- [TASK INSTRUCTIONS]: Would you set down every entry shown below, precisely as written?
——
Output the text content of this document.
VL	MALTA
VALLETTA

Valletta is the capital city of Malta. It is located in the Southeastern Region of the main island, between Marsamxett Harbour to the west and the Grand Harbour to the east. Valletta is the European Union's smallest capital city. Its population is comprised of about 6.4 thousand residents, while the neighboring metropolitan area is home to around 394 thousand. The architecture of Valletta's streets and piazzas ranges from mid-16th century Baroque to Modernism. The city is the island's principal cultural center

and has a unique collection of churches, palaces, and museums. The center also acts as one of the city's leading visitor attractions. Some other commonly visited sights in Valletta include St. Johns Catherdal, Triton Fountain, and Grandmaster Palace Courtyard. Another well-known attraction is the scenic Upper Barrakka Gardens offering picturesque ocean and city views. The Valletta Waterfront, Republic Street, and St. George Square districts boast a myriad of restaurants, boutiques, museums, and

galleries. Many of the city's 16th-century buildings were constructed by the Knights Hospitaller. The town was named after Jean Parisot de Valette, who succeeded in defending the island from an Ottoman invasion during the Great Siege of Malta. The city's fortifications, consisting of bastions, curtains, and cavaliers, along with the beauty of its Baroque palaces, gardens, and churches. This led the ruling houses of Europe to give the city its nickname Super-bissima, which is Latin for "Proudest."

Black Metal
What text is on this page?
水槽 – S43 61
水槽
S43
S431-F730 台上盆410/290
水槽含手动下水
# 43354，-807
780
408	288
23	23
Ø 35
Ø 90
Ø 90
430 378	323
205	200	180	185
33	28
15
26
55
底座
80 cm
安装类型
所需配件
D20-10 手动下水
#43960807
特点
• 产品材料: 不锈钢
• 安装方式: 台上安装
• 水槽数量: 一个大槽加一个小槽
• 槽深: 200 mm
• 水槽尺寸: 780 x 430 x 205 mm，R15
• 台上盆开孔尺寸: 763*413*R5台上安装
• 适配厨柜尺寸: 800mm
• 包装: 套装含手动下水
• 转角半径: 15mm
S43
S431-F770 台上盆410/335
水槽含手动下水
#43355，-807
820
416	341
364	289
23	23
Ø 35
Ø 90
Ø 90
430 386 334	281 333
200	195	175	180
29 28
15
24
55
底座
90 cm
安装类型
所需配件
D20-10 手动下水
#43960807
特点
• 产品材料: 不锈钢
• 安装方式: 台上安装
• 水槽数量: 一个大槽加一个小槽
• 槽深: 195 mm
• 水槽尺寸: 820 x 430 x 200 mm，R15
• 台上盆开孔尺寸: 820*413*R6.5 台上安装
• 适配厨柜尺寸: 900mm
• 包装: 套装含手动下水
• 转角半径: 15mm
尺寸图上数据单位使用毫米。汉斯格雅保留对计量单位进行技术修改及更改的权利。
——
- [THE COMPLETED TASK]:
Output the text content of this document.
VL	MALTA
VALLETTA

Valletta is the capital city of Malta. It is located in the Southeastern Region of the main island, between Marsamxett Harbour to the west and the Grand Harbour to the east. Valletta is the European Union's smallest capital city. Its population is comprised of about 6.4 thousand residents, while the neighboring metropolitan area is home to around 394 thousand. The architecture of Valletta's streets and piazzas ranges from mid-16th century Baroque to Modernism. The city is the island's principal cultural center

and has a unique collection of churches, palaces, and museums. The center also acts as one of the city's leading visitor attractions. Some other commonly visited sights in Valletta include St. Johns Catherdal, Triton Fountain, and Grandmaster Palace Courtyard. Another well-known attraction is the scenic Upper Barrakka Gardens offering picturesque ocean and city views. The Valletta Waterfront, Republic Street, and St. George Square districts boast a myriad of restaurants, boutiques, museums, and

galleries. Many of the city's 16th-century buildings were constructed by the Knights Hospitaller. The town was named after Jean Parisot de Valette, who succeeded in defending the island from an Ottoman invasion during the Great Siege of Malta. The city's fortifications, consisting of bastions, curtains, and cavaliers, along with the beauty of its Baroque palaces, gardens, and churches. This led the ruling houses of Europe to give the city its nickname Super-bissima, which is Latin for "Proudest."

Black Metal
What text is on this page?
水槽 – S43 61
水槽
S43
S431-F730 台上盆410/290
水槽含手动下水
# 43354，-807
780
408	288
23	23
Ø 35
Ø 90
Ø 90
430 378	323
205	200	180	185
33	28
15
26
55
底座
80 cm
安装类型
所需配件
D20-10 手动下水
#43960807
特点
• 产品材料: 不锈钢
• 安装方式: 台上安装
• 水槽数量: 一个大槽加一个小槽
• 槽深: 200 mm
• 水槽尺寸: 780 x 430 x 205 mm，R15
• 台上盆开孔尺寸: 763*413*R5台上安装
• 适配厨柜尺寸: 800mm
• 包装: 套装含手动下水
• 转角半径: 15mm
S43
S431-F770 台上盆410/335
水槽含手动下水
#43355，-807
820
416	341
364	289
23	23
Ø 35
Ø 90
Ø 90
430 386 334	281 333
200	195	175	180
29 28
15
24
55
底座
90 cm
安装类型
所需配件
D20-10 手动下水
#43960807
特点
• 产品材料: 不锈钢
• 安装方式: 台上安装
• 水槽数量: 一个大槽加一个小槽
• 槽深: 195 mm
• 水槽尺寸: 820 x 430 x 200 mm，R15
• 台上盆开孔尺寸: 820*413*R6.5 台上安装
• 适配厨柜尺寸: 900mm
• 包装: 套装含手动下水
• 转角半径: 15mm
尺寸图上数据单位使用毫米。汉斯格雅保留对计量单位进行技术修改及更改的权利。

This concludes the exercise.